Records provided
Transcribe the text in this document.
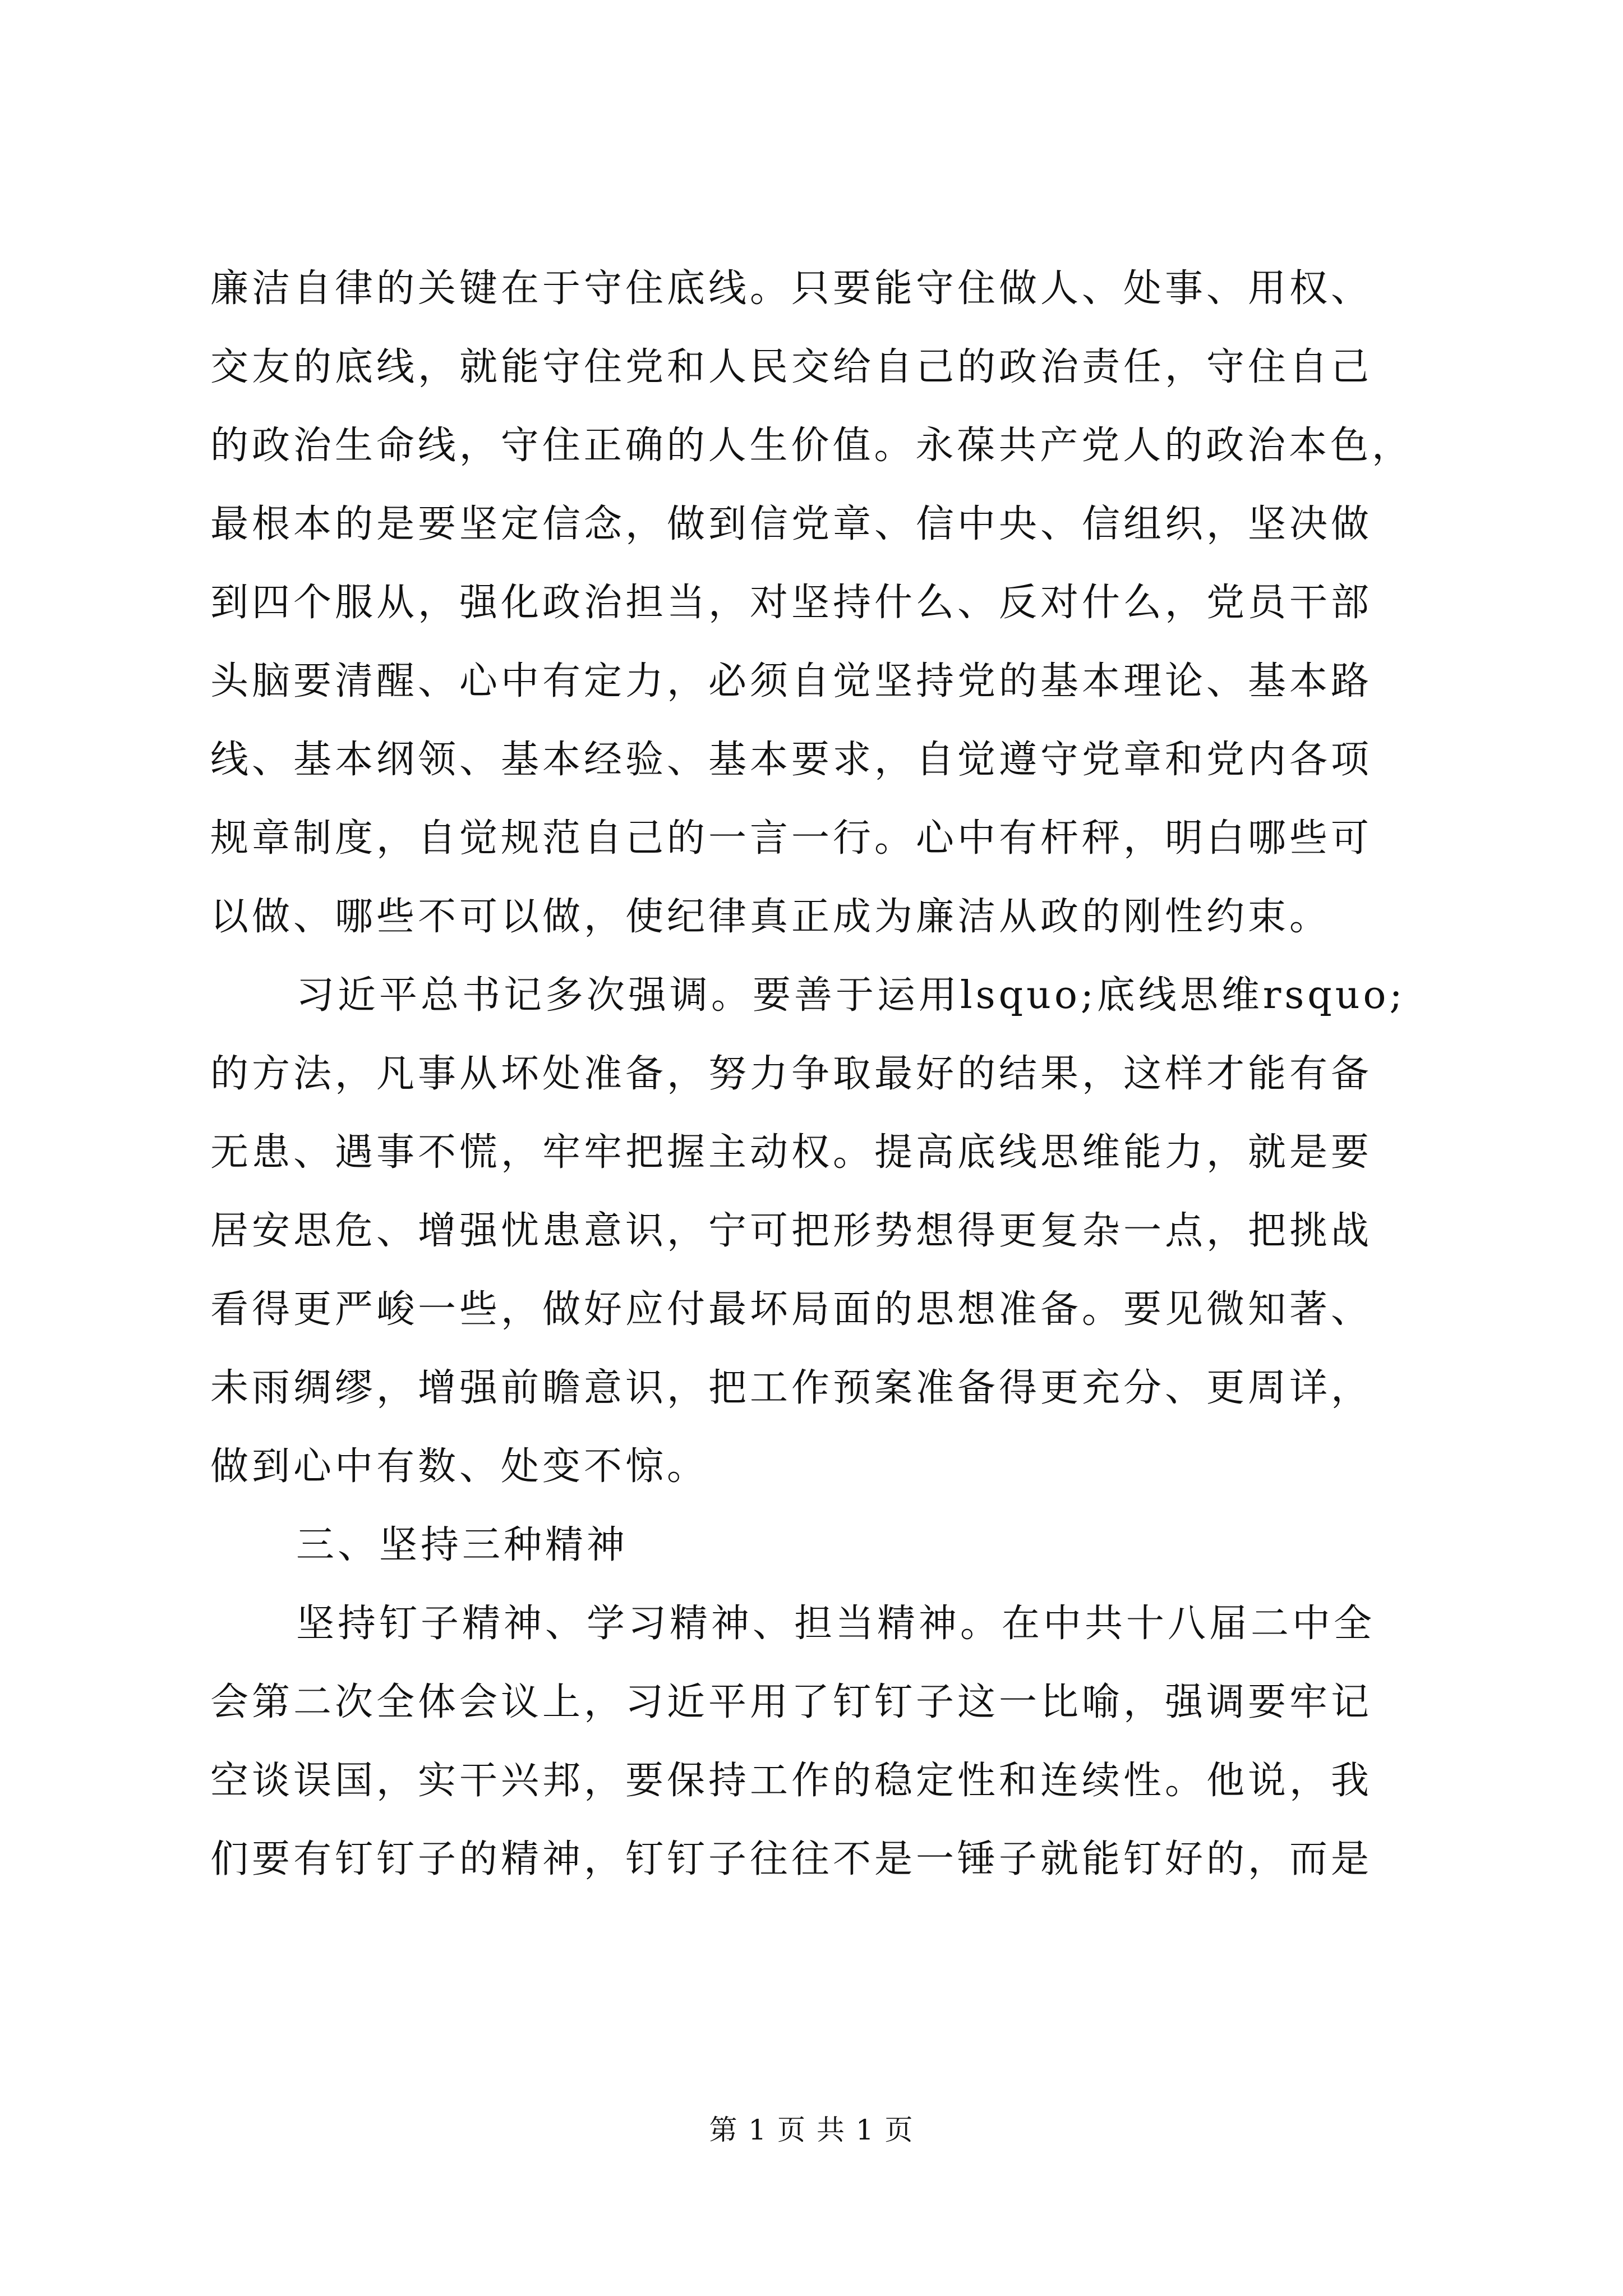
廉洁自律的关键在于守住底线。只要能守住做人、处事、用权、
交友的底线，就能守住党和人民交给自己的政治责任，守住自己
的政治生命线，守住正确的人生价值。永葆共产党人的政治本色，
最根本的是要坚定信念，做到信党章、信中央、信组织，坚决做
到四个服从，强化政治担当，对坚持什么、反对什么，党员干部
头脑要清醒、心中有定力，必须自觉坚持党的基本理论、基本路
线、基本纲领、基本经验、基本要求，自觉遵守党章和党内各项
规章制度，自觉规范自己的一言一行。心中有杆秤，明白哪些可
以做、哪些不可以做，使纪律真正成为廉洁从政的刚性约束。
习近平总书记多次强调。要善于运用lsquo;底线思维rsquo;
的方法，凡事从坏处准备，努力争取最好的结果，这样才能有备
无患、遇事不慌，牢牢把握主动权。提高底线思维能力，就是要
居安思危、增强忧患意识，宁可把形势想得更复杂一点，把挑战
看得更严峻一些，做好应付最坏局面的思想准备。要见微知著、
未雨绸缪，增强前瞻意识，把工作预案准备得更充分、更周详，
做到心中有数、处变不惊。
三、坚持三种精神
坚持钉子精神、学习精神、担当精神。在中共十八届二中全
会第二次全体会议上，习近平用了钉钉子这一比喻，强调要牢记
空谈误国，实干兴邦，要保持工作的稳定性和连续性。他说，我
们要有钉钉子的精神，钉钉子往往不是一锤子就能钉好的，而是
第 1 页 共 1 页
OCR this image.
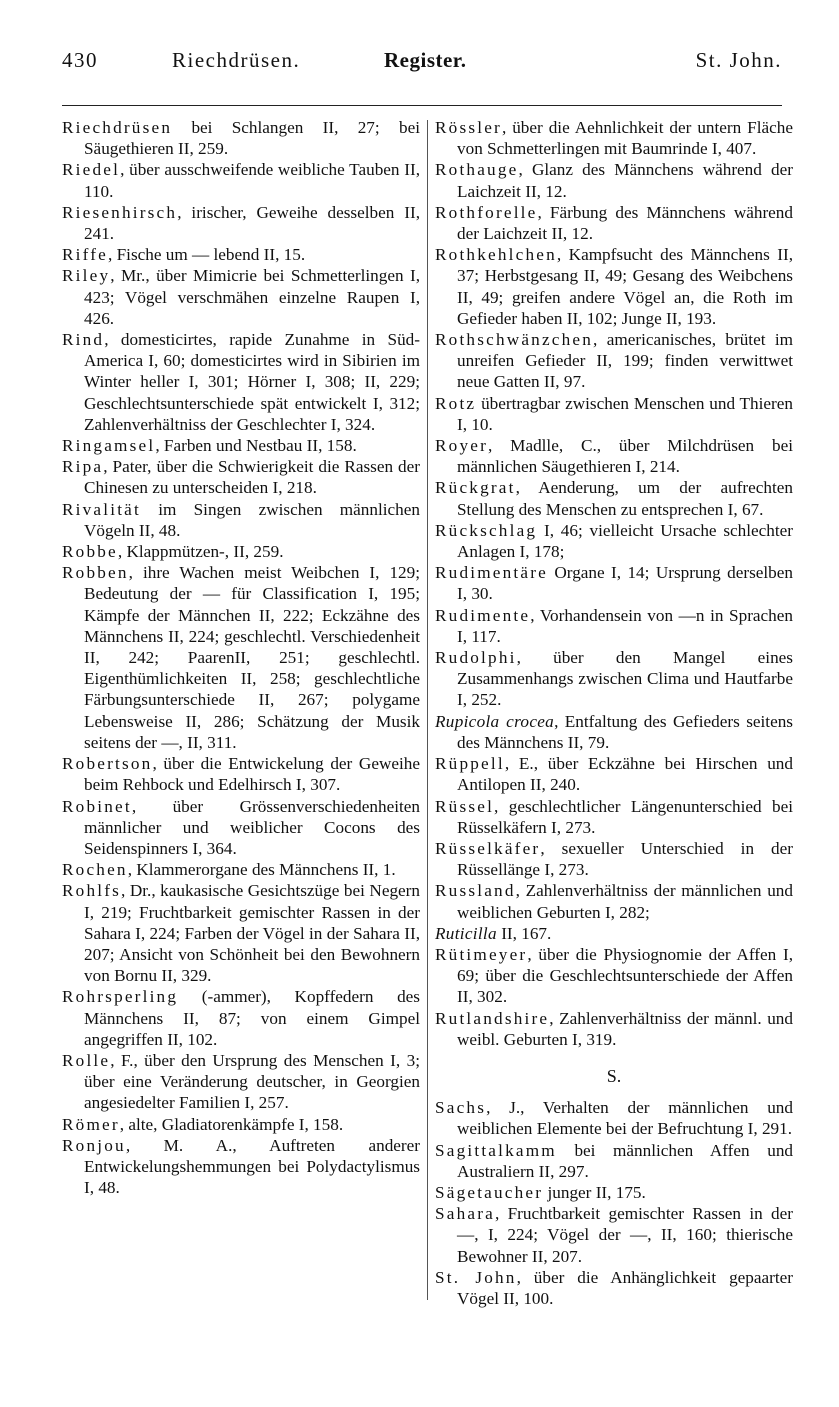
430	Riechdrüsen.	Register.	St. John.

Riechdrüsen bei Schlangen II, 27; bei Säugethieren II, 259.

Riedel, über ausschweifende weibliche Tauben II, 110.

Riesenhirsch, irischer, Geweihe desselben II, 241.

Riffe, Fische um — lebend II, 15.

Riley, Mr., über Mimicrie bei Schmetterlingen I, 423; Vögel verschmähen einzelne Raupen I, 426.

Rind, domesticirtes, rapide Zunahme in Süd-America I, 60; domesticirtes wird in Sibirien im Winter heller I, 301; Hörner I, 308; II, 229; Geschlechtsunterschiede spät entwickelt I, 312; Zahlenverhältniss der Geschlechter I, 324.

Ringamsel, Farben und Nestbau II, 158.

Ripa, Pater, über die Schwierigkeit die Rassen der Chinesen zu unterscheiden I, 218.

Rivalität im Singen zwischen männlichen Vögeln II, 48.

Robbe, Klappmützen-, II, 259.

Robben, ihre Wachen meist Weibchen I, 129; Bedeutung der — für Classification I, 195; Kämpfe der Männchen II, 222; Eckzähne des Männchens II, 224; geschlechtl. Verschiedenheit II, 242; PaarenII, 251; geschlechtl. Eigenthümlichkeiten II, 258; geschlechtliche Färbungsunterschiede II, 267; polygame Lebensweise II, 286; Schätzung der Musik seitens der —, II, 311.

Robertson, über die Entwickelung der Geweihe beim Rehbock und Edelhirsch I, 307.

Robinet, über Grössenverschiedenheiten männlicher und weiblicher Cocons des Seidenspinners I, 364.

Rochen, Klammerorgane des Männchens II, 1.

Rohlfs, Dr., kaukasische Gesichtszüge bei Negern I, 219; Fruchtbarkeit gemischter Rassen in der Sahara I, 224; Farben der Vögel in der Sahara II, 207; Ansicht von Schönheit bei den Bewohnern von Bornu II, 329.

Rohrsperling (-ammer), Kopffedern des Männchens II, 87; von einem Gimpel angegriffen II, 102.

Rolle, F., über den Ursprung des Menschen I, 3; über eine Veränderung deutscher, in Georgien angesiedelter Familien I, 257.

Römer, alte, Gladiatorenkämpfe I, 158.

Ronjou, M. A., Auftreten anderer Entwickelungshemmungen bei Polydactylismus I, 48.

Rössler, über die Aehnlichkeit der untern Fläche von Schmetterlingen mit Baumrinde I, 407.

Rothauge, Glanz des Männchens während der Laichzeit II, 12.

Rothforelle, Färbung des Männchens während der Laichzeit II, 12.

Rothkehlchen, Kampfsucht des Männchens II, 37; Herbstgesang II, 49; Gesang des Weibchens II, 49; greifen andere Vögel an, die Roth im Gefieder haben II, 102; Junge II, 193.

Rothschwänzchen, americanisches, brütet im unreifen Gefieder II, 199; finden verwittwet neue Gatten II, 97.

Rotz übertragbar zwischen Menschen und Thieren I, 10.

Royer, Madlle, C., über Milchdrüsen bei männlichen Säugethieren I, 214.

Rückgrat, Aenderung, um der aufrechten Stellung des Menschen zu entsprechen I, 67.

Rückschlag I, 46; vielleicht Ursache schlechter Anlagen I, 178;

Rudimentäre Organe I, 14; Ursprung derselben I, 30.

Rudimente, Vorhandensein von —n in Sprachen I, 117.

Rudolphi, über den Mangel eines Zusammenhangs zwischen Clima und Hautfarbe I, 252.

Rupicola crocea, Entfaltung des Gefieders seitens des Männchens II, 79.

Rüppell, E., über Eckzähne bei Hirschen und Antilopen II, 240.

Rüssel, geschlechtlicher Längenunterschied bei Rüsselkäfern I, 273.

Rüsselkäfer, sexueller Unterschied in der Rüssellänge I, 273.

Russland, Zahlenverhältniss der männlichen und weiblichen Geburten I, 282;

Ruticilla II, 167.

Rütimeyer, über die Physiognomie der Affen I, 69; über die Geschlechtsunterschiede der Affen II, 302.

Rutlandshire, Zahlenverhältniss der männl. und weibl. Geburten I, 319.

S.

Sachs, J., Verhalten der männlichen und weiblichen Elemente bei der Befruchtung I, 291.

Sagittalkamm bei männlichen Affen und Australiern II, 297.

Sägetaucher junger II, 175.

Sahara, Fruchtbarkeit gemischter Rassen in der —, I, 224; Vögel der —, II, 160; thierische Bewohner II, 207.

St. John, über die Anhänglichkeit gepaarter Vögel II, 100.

Task to complete
Leave the pictures out, and print every line of the listing exactly as written.

Full output
Transcribe the text in this document.
廉洁自律的关键在于守住底线。只要能守住做人、处事、用权、
交友的底线，就能守住党和人民交给自己的政治责任，守住自己
的政治生命线，守住正确的人生价值。永葆共产党人的政治本色，
最根本的是要坚定信念，做到信党章、信中央、信组织，坚决做
到四个服从，强化政治担当，对坚持什么、反对什么，党员干部
头脑要清醒、心中有定力，必须自觉坚持党的基本理论、基本路
线、基本纲领、基本经验、基本要求，自觉遵守党章和党内各项
规章制度，自觉规范自己的一言一行。心中有杆秤，明白哪些可
以做、哪些不可以做，使纪律真正成为廉洁从政的刚性约束。
习近平总书记多次强调。要善于运用lsquo;底线思维rsquo;
的方法，凡事从坏处准备，努力争取最好的结果，这样才能有备
无患、遇事不慌，牢牢把握主动权。提高底线思维能力，就是要
居安思危、增强忧患意识，宁可把形势想得更复杂一点，把挑战
看得更严峻一些，做好应付最坏局面的思想准备。要见微知著、
未雨绸缪，增强前瞻意识，把工作预案准备得更充分、更周详，
做到心中有数、处变不惊。
三、坚持三种精神
坚持钉子精神、学习精神、担当精神。在中共十八届二中全
会第二次全体会议上，习近平用了钉钉子这一比喻，强调要牢记
空谈误国，实干兴邦，要保持工作的稳定性和连续性。他说，我
们要有钉钉子的精神，钉钉子往往不是一锤子就能钉好的，而是
第 1 页 共 1 页
OCR this image.
430	Riechdrüsen.	Register.	St. John.

Riechdrüsen bei Schlangen II, 27; bei Säugethieren II, 259.

Riedel, über ausschweifende weibliche Tauben II, 110.

Riesenhirsch, irischer, Geweihe desselben II, 241.

Riffe, Fische um — lebend II, 15.

Riley, Mr., über Mimicrie bei Schmetterlingen I, 423; Vögel verschmähen einzelne Raupen I, 426.

Rind, domesticirtes, rapide Zunahme in Süd-America I, 60; domesticirtes wird in Sibirien im Winter heller I, 301; Hörner I, 308; II, 229; Geschlechtsunterschiede spät entwickelt I, 312; Zahlenverhältniss der Geschlechter I, 324.

Ringamsel, Farben und Nestbau II, 158.

Ripa, Pater, über die Schwierigkeit die Rassen der Chinesen zu unterscheiden I, 218.

Rivalität im Singen zwischen männlichen Vögeln II, 48.

Robbe, Klappmützen-, II, 259.

Robben, ihre Wachen meist Weibchen I, 129; Bedeutung der — für Classification I, 195; Kämpfe der Männchen II, 222; Eckzähne des Männchens II, 224; geschlechtl. Verschiedenheit II, 242; PaarenII, 251; geschlechtl. Eigenthümlichkeiten II, 258; geschlechtliche Färbungsunterschiede II, 267; polygame Lebensweise II, 286; Schätzung der Musik seitens der —, II, 311.

Robertson, über die Entwickelung der Geweihe beim Rehbock und Edelhirsch I, 307.

Robinet, über Grössenverschiedenheiten männlicher und weiblicher Cocons des Seidenspinners I, 364.

Rochen, Klammerorgane des Männchens II, 1.

Rohlfs, Dr., kaukasische Gesichtszüge bei Negern I, 219; Fruchtbarkeit gemischter Rassen in der Sahara I, 224; Farben der Vögel in der Sahara II, 207; Ansicht von Schönheit bei den Bewohnern von Bornu II, 329.

Rohrsperling (-ammer), Kopffedern des Männchens II, 87; von einem Gimpel angegriffen II, 102.

Rolle, F., über den Ursprung des Menschen I, 3; über eine Veränderung deutscher, in Georgien angesiedelter Familien I, 257.

Römer, alte, Gladiatorenkämpfe I, 158.

Ronjou, M. A., Auftreten anderer Entwickelungshemmungen bei Polydactylismus I, 48.

Rössler, über die Aehnlichkeit der untern Fläche von Schmetterlingen mit Baumrinde I, 407.

Rothauge, Glanz des Männchens während der Laichzeit II, 12.

Rothforelle, Färbung des Männchens während der Laichzeit II, 12.

Rothkehlchen, Kampfsucht des Männchens II, 37; Herbstgesang II, 49; Gesang des Weibchens II, 49; greifen andere Vögel an, die Roth im Gefieder haben II, 102; Junge II, 193.

Rothschwänzchen, americanisches, brütet im unreifen Gefieder II, 199; finden verwittwet neue Gatten II, 97.

Rotz übertragbar zwischen Menschen und Thieren I, 10.

Royer, Madlle, C., über Milchdrüsen bei männlichen Säugethieren I, 214.

Rückgrat, Aenderung, um der aufrechten Stellung des Menschen zu entsprechen I, 67.

Rückschlag I, 46; vielleicht Ursache schlechter Anlagen I, 178;

Rudimentäre Organe I, 14; Ursprung derselben I, 30.

Rudimente, Vorhandensein von —n in Sprachen I, 117.

Rudolphi, über den Mangel eines Zusammenhangs zwischen Clima und Hautfarbe I, 252.

Rupicola crocea, Entfaltung des Gefieders seitens des Männchens II, 79.

Rüppell, E., über Eckzähne bei Hirschen und Antilopen II, 240.

Rüssel, geschlechtlicher Längenunterschied bei Rüsselkäfern I, 273.

Rüsselkäfer, sexueller Unterschied in der Rüssellänge I, 273.

Russland, Zahlenverhältniss der männlichen und weiblichen Geburten I, 282;

Ruticilla II, 167.

Rütimeyer, über die Physiognomie der Affen I, 69; über die Geschlechtsunterschiede der Affen II, 302.

Rutlandshire, Zahlenverhältniss der männl. und weibl. Geburten I, 319.

S.

Sachs, J., Verhalten der männlichen und weiblichen Elemente bei der Befruchtung I, 291.

Sagittalkamm bei männlichen Affen und Australiern II, 297.

Sägetaucher junger II, 175.

Sahara, Fruchtbarkeit gemischter Rassen in der —, I, 224; Vögel der —, II, 160; thierische Bewohner II, 207.

St. John, über die Anhänglichkeit gepaarter Vögel II, 100.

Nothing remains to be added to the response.